* **Given information**
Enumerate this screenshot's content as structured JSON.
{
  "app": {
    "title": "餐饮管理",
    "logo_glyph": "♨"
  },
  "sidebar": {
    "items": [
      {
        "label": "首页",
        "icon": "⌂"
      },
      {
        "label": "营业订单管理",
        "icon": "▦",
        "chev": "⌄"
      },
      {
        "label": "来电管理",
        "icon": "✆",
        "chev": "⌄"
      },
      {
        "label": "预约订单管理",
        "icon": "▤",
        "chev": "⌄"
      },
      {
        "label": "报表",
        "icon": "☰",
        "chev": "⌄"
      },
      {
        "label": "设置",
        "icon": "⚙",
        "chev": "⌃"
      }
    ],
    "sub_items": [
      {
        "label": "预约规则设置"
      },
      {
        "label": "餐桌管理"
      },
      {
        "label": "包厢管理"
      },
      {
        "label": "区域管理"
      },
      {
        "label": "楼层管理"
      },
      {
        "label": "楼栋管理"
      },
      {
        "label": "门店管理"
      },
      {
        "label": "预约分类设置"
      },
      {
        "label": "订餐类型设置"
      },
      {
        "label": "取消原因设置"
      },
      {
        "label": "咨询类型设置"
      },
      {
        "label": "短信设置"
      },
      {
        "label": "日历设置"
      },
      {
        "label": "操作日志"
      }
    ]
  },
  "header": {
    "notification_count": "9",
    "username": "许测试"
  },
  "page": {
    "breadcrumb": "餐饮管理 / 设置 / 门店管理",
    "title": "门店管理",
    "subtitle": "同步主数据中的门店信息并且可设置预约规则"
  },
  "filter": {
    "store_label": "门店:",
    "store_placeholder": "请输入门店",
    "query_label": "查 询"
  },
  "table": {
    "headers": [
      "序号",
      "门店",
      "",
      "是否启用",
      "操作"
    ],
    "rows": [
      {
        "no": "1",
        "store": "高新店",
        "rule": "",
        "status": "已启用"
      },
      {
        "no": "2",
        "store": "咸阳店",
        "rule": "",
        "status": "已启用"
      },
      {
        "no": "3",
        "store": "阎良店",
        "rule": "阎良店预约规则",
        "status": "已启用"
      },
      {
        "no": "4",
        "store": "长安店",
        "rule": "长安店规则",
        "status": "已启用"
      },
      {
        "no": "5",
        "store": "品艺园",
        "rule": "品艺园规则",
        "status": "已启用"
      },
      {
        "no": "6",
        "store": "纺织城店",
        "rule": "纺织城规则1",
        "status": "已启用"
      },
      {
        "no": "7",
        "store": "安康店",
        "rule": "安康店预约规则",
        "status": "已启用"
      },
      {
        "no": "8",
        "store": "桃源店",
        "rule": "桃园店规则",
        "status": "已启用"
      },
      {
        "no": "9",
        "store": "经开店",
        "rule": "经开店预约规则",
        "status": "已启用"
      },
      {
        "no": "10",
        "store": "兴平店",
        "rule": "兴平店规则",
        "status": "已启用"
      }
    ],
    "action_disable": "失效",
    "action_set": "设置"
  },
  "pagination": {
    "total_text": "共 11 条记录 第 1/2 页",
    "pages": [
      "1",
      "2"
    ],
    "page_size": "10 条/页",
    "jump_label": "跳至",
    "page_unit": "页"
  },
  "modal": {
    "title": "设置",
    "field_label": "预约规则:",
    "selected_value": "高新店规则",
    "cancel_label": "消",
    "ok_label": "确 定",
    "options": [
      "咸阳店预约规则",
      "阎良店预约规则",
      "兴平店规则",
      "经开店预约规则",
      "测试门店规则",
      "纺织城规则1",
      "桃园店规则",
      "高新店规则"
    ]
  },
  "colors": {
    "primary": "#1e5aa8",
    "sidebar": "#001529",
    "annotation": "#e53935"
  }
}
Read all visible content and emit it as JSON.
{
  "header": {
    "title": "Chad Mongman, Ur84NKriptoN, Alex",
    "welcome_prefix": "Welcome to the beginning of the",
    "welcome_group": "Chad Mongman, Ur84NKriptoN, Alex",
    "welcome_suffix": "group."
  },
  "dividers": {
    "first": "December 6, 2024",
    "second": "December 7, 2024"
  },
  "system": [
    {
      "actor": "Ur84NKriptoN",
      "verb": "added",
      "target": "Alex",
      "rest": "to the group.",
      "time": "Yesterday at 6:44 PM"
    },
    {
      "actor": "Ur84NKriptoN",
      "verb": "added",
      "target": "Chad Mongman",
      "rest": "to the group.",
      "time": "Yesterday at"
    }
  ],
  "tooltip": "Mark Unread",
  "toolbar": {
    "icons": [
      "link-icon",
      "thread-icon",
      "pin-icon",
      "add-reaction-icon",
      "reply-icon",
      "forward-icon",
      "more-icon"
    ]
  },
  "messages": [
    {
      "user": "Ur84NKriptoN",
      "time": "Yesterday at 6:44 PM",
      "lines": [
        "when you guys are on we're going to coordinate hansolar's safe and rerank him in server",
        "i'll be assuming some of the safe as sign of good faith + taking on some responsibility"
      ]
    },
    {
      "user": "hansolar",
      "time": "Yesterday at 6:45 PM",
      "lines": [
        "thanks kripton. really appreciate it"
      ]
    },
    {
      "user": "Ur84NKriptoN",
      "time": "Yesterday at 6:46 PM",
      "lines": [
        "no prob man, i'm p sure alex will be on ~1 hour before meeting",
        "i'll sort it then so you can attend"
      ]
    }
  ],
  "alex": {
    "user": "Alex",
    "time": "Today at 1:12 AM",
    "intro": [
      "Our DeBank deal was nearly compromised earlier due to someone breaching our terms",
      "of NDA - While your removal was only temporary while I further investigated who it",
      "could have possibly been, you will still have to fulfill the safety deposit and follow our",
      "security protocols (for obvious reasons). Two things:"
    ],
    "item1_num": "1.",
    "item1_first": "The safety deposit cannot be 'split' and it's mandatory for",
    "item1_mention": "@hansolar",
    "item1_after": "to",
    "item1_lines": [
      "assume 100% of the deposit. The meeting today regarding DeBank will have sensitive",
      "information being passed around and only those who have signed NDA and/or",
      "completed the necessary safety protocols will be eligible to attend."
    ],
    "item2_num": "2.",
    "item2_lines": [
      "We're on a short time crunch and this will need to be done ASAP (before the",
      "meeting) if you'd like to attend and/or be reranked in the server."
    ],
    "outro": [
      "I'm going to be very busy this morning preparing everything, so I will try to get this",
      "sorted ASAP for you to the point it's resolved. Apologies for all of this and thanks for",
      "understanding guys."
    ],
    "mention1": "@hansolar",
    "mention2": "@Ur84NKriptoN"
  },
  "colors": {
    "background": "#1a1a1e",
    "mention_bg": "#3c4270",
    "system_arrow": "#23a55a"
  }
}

* **What you will do**
Check each line of the entries above, and show every one holding the word "meeting".

* **Exercise response**
        "no prob man, i'm p sure alex will be on ~1 hour before meeting",
      "assume 100% of the deposit. The meeting today regarding DeBank will have sensitive",
      "meeting) if you'd like to attend and/or be reranked in the server."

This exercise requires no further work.